• [Extracted data]
━━━━━━

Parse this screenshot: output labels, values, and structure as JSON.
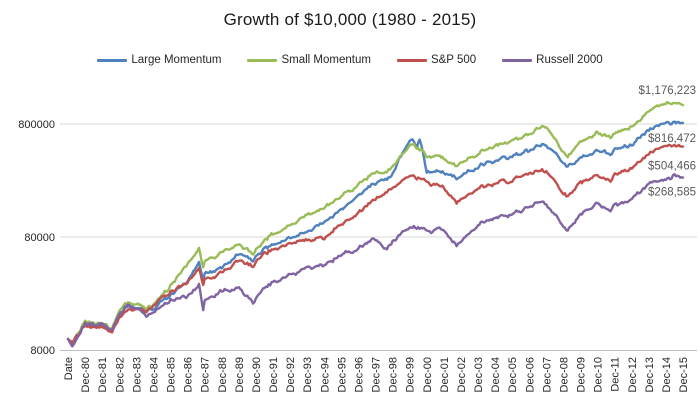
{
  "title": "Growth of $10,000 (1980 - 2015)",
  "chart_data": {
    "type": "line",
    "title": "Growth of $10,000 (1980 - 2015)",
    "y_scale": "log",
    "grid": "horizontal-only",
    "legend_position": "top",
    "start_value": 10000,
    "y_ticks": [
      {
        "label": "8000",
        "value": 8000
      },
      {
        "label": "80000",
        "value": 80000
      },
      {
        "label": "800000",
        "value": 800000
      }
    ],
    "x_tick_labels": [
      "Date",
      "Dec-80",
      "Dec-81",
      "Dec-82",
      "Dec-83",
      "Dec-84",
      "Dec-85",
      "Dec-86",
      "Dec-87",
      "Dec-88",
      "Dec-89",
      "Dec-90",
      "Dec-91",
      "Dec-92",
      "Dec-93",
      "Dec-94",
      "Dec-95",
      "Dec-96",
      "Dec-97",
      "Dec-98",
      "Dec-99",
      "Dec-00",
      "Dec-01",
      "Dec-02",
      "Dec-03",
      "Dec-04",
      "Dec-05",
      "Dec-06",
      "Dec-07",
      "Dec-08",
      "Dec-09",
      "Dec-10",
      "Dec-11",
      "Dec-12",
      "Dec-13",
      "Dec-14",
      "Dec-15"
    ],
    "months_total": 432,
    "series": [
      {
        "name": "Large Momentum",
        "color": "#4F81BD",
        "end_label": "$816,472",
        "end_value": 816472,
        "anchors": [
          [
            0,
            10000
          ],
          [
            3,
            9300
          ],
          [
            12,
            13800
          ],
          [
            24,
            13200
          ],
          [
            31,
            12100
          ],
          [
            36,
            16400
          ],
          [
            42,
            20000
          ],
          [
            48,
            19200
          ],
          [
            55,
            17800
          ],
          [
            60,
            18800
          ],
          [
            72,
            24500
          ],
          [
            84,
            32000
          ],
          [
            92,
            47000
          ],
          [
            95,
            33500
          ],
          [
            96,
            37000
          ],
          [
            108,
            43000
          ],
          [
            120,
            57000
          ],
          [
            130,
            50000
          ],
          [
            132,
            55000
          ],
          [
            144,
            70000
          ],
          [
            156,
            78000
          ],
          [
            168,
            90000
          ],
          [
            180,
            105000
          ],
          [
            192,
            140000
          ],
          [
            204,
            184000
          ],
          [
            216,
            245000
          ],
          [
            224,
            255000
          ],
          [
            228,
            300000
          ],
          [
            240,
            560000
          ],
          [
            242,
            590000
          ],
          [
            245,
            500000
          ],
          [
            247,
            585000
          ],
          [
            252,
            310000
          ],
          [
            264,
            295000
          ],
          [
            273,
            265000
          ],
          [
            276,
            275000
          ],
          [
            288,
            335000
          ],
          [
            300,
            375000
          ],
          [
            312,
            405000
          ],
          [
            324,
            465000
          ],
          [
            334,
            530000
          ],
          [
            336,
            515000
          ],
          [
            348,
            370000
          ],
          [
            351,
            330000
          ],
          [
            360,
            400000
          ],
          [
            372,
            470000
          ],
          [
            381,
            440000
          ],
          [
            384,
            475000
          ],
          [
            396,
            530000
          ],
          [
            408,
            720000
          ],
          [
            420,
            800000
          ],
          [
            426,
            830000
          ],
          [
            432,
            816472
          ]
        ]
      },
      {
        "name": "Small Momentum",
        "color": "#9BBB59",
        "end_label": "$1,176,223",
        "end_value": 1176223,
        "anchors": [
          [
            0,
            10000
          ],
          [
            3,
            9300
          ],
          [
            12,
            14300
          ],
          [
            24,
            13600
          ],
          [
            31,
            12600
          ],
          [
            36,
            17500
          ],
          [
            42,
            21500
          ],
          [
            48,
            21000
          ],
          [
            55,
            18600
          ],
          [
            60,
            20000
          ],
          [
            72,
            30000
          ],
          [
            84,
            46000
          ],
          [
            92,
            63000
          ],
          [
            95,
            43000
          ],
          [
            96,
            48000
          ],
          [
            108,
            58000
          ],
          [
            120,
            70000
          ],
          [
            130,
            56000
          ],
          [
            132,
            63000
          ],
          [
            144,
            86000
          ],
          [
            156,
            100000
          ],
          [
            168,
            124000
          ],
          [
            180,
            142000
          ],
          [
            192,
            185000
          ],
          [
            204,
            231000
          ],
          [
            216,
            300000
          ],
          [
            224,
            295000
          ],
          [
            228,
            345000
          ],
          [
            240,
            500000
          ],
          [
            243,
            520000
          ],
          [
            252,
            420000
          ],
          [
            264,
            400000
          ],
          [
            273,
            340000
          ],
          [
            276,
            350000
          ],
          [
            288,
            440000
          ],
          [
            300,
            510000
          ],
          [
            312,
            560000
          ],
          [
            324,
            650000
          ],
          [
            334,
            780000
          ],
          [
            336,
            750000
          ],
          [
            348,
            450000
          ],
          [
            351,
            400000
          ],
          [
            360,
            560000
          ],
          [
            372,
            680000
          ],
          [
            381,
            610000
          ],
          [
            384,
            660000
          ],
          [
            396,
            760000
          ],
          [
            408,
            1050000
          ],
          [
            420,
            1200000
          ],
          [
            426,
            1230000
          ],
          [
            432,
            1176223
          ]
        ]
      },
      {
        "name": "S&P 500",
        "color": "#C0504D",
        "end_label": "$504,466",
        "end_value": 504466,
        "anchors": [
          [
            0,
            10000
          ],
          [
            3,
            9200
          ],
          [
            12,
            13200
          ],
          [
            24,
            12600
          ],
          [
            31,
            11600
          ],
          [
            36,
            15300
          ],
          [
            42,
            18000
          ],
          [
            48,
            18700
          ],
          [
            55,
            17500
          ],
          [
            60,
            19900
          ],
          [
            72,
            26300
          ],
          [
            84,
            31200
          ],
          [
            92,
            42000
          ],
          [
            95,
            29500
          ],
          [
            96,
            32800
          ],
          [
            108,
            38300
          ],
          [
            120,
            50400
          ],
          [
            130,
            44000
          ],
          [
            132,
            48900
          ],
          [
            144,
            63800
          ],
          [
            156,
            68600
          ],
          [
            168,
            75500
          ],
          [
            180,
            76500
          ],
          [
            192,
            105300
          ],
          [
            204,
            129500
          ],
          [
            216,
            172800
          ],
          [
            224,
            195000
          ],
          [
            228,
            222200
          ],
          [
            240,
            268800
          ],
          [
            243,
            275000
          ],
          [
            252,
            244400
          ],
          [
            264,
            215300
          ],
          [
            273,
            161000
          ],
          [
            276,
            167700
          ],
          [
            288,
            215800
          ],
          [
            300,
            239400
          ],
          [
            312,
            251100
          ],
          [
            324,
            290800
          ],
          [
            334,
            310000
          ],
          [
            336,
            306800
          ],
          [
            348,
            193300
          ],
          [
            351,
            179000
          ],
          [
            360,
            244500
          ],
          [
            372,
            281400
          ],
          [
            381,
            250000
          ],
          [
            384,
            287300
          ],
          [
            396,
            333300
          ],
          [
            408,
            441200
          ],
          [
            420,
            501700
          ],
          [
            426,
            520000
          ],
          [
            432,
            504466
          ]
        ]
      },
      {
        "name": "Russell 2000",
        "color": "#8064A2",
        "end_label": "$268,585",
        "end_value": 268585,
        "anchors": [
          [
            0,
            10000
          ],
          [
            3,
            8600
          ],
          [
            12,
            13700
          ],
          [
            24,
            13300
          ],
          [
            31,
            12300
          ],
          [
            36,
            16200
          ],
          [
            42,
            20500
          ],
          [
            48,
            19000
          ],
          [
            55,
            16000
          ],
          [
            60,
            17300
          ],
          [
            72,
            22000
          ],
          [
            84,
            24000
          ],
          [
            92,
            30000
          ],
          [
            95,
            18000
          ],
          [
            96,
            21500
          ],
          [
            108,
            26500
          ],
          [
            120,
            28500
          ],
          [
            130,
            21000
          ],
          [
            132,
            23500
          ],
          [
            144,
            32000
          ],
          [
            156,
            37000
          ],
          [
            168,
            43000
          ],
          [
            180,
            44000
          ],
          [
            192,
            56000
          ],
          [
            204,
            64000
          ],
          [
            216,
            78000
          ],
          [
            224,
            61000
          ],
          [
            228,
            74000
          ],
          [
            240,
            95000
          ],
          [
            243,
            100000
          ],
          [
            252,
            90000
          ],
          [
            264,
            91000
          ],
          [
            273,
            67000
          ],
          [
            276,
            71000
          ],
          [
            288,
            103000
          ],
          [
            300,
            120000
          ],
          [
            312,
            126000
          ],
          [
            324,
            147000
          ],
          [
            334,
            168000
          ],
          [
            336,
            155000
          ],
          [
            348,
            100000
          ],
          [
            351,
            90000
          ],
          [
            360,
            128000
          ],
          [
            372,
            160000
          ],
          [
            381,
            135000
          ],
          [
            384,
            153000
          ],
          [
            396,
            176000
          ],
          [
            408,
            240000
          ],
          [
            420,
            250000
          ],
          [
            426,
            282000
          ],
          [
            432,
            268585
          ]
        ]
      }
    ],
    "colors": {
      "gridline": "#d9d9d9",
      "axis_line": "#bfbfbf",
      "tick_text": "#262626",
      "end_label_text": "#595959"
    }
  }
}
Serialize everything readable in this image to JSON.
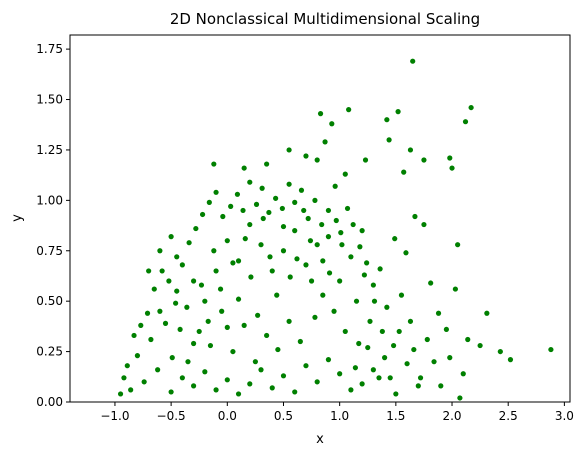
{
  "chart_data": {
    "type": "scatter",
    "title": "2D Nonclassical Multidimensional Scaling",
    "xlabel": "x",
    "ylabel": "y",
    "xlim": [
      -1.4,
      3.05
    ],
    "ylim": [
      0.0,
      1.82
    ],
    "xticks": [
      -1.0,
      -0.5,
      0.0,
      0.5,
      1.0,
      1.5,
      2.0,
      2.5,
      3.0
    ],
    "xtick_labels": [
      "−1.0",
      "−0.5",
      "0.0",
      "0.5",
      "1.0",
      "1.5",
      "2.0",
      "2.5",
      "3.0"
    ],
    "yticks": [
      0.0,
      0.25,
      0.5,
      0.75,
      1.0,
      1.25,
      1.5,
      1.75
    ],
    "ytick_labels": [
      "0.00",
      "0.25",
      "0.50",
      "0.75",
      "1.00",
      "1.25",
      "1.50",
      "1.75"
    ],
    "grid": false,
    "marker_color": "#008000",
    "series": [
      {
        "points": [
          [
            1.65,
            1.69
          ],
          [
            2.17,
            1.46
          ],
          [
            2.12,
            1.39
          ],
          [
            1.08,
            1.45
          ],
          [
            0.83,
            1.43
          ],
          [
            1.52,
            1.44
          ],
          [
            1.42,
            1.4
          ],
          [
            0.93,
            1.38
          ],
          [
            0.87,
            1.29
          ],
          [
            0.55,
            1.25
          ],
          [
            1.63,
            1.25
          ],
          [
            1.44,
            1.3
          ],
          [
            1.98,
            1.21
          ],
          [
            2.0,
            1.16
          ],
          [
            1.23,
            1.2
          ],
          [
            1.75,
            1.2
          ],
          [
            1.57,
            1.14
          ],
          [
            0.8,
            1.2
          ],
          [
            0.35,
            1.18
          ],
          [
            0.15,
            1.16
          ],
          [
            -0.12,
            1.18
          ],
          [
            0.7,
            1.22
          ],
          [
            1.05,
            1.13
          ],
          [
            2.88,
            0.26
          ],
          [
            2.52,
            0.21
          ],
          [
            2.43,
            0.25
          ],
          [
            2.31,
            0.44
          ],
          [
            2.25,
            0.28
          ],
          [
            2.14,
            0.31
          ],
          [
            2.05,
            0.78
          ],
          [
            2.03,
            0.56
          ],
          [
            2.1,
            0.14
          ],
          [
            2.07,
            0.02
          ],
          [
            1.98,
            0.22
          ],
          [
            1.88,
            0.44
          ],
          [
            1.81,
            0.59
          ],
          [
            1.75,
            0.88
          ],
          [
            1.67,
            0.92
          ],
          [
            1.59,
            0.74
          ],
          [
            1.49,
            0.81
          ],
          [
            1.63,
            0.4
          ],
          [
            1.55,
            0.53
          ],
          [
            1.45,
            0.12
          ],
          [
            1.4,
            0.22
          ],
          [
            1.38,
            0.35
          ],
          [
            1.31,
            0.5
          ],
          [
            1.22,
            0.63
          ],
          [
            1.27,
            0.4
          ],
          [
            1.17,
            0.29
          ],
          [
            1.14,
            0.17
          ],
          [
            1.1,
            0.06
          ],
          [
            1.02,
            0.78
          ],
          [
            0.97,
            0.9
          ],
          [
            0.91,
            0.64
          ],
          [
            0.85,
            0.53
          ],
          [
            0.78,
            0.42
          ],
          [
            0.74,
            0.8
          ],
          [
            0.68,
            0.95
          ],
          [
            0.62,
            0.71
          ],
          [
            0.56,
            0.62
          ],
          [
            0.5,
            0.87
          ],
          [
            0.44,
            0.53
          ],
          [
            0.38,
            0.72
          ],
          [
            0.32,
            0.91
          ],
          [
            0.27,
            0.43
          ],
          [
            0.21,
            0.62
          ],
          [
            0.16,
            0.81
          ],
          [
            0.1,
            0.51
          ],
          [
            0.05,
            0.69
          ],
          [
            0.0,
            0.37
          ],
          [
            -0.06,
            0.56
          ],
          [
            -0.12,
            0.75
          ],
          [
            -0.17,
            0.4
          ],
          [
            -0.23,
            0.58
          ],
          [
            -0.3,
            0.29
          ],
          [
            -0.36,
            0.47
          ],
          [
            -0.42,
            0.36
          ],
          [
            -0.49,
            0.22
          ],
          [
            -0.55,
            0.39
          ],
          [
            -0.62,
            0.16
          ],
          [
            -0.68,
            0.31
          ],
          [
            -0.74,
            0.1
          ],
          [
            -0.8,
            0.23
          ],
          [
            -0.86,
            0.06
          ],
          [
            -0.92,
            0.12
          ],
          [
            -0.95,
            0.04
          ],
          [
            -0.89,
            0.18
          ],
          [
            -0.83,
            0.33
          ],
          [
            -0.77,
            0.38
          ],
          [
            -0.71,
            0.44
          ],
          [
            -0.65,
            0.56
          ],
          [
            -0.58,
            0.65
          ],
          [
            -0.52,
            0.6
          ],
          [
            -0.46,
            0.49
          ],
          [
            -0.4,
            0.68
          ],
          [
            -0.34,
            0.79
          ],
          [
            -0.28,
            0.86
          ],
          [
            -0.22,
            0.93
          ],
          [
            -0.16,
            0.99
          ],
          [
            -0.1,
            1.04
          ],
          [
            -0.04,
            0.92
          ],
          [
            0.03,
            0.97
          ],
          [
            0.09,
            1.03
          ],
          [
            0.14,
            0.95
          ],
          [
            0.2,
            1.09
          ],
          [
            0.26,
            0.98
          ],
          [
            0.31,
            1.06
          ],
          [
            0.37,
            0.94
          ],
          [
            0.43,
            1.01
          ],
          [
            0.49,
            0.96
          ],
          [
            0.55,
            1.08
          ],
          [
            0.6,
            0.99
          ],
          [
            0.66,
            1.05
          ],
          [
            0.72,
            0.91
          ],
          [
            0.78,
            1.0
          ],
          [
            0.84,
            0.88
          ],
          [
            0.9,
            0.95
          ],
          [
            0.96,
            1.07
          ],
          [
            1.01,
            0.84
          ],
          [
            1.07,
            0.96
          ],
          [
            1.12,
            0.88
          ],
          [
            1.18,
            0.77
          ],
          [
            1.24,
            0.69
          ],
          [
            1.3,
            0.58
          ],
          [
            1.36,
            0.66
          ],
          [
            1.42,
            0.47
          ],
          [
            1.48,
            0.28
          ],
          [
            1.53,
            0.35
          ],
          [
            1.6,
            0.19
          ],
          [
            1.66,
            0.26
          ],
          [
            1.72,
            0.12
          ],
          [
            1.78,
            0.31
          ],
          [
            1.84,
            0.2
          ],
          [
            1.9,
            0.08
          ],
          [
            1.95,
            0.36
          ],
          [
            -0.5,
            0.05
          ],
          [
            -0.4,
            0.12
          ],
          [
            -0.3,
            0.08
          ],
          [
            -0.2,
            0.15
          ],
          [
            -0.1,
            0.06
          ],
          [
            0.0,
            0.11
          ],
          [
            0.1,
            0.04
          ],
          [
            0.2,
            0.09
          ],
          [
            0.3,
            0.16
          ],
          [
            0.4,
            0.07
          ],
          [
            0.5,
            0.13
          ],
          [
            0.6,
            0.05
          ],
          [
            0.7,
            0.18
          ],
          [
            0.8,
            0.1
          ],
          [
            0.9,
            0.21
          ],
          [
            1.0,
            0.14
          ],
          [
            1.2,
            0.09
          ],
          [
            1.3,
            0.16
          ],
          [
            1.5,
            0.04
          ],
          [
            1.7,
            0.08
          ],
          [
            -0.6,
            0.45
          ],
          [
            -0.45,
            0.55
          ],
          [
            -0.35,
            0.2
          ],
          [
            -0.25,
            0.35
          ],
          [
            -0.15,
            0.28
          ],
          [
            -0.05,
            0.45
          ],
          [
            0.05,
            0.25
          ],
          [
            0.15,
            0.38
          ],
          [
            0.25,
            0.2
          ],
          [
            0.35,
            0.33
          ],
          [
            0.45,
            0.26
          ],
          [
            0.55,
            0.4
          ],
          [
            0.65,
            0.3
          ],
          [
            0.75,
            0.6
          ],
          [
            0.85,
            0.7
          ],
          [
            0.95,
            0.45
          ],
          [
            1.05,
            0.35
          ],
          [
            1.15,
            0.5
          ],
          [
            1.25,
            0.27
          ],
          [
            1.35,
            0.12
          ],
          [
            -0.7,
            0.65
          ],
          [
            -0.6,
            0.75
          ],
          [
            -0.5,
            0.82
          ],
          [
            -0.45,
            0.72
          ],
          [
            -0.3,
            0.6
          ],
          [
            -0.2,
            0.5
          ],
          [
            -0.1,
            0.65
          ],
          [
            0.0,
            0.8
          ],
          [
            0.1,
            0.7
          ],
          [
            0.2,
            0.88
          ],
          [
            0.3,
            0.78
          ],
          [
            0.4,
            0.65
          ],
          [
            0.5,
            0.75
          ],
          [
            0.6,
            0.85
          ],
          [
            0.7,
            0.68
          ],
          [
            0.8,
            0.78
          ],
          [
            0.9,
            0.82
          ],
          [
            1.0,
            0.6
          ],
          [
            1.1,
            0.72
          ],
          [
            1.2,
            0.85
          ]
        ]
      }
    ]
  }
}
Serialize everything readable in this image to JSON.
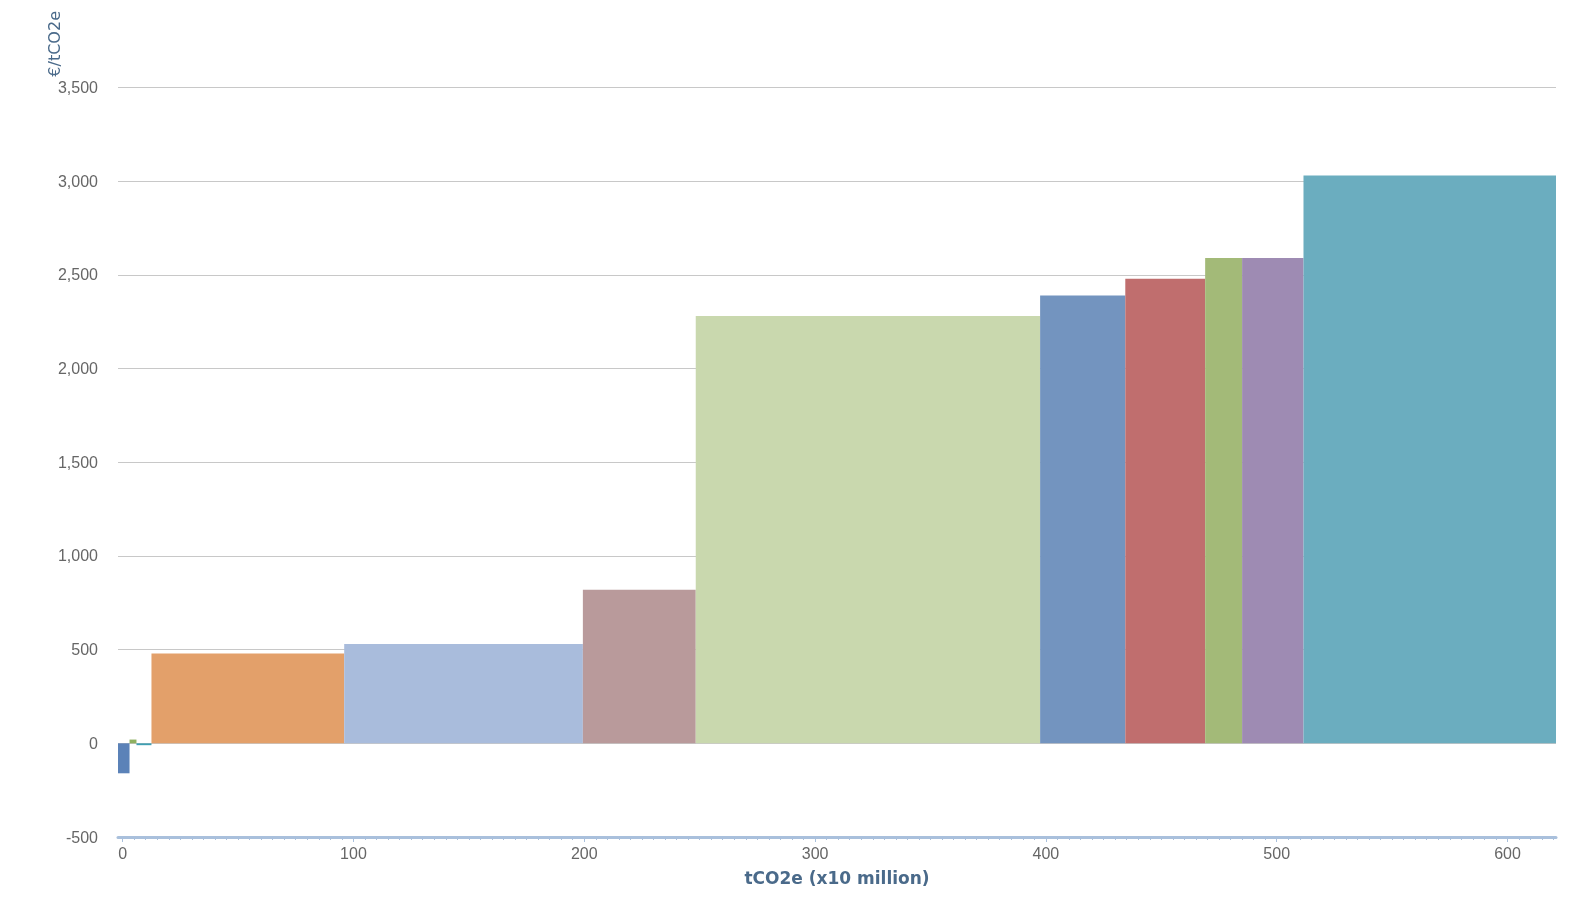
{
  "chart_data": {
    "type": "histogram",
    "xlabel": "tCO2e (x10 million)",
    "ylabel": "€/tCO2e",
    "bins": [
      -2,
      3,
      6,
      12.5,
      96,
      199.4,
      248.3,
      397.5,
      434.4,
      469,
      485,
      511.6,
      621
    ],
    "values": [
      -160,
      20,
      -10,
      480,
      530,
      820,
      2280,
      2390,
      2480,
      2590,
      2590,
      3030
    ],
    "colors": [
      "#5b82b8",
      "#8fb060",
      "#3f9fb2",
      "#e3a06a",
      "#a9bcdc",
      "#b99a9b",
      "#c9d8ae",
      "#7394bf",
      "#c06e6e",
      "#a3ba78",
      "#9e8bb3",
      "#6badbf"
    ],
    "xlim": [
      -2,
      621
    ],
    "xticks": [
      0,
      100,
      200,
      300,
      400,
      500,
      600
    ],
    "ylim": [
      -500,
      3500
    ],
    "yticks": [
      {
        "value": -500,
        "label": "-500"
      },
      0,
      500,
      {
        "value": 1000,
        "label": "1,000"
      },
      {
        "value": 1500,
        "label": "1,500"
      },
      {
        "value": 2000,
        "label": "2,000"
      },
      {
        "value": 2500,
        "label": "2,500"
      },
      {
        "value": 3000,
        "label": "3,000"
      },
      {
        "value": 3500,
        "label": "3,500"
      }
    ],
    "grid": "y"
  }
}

━━━━━━

• [Task instructions]
Gather every line from the entries above where the word "type" appears, and copy them.

• [In response]
    "type": "line",
    "type": "scatter",
    "type": "histogram",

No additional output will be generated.